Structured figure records
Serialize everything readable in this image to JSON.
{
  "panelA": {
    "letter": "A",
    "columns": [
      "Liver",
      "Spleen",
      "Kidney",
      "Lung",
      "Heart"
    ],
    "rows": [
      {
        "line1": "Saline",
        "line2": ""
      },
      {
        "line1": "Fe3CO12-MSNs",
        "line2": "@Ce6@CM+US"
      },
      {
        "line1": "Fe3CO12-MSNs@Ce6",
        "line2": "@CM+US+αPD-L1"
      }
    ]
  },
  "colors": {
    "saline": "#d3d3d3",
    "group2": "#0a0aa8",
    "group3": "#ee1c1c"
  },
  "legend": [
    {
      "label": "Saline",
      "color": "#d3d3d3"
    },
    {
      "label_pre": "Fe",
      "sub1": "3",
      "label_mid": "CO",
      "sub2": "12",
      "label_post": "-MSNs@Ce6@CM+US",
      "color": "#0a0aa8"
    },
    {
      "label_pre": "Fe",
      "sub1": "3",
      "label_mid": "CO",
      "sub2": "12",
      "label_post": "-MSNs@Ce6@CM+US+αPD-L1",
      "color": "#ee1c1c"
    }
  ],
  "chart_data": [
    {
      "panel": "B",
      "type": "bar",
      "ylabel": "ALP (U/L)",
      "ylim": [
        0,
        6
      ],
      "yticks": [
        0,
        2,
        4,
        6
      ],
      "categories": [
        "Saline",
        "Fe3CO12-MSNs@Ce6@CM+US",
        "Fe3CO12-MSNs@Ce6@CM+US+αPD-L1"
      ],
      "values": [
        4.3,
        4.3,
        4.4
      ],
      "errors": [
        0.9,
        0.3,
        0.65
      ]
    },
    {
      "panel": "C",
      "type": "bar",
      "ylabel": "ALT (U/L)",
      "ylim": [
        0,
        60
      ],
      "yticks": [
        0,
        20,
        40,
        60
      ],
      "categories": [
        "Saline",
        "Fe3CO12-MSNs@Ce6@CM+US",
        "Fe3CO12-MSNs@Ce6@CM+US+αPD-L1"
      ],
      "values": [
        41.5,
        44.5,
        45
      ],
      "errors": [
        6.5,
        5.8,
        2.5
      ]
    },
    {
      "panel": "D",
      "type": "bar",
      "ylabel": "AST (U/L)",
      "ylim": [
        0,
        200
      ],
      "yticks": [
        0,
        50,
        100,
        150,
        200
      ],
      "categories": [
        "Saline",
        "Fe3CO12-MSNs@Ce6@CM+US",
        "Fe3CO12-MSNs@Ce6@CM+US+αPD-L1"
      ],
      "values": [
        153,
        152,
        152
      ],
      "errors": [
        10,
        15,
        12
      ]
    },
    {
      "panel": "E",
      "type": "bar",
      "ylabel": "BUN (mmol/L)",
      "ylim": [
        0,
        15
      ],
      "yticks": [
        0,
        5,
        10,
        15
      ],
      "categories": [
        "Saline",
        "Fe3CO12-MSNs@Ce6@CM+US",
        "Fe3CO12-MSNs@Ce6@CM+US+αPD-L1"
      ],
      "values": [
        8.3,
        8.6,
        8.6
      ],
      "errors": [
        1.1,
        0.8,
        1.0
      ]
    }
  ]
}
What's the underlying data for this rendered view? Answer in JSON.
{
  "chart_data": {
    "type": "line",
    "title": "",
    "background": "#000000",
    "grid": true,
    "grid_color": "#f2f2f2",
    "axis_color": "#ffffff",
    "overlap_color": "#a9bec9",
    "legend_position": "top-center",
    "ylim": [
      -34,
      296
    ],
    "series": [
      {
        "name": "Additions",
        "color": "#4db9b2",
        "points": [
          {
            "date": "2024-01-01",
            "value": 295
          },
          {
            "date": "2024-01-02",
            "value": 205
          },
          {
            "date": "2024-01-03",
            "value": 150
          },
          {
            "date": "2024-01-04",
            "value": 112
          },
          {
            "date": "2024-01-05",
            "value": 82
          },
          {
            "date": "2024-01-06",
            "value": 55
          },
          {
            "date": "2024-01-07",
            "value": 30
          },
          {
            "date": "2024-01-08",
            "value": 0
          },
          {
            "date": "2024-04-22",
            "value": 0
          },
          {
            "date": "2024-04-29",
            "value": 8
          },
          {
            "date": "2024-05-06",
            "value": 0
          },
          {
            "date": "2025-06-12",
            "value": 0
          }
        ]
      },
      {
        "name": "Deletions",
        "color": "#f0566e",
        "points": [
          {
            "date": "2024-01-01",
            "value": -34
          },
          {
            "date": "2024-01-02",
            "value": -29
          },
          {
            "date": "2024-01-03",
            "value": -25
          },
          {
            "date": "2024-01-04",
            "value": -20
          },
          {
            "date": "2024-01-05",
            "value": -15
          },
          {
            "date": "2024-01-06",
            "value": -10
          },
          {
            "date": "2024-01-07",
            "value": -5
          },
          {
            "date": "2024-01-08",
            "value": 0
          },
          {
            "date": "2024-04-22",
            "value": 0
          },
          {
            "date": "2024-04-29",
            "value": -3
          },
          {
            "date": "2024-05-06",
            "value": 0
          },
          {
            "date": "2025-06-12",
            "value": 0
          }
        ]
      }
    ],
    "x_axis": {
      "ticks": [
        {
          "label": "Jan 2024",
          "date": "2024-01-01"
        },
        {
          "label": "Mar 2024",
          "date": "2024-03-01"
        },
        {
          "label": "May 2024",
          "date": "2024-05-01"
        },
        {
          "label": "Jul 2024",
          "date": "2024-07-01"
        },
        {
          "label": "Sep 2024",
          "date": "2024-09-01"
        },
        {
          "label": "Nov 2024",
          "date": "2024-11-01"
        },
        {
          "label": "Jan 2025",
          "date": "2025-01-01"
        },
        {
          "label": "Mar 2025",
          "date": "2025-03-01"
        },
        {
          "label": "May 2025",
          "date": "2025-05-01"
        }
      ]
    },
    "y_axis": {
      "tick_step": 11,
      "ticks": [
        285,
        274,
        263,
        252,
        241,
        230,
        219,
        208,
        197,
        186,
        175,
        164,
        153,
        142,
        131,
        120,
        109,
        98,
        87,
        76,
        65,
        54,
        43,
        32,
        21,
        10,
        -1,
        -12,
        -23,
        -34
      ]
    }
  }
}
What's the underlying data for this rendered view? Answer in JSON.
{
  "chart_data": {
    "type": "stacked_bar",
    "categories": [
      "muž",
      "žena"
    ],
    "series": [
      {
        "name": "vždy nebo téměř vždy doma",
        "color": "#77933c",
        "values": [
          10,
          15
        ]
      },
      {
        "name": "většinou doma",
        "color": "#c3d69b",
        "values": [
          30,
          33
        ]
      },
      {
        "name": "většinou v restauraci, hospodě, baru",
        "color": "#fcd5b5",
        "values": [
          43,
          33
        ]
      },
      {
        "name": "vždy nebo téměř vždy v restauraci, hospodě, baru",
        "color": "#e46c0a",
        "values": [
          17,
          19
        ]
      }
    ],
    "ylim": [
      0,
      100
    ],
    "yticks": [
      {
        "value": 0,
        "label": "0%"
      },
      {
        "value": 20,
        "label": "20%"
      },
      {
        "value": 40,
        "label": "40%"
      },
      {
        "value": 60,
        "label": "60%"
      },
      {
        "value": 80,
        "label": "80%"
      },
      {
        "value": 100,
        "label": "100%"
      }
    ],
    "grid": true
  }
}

## Exercise description
Among the entries above, identify all lines with "restauraci" and copy them.

## Result of the task
        "name": "většinou v restauraci, hospodě, baru",
        "name": "vždy nebo téměř vždy v restauraci, hospodě, baru",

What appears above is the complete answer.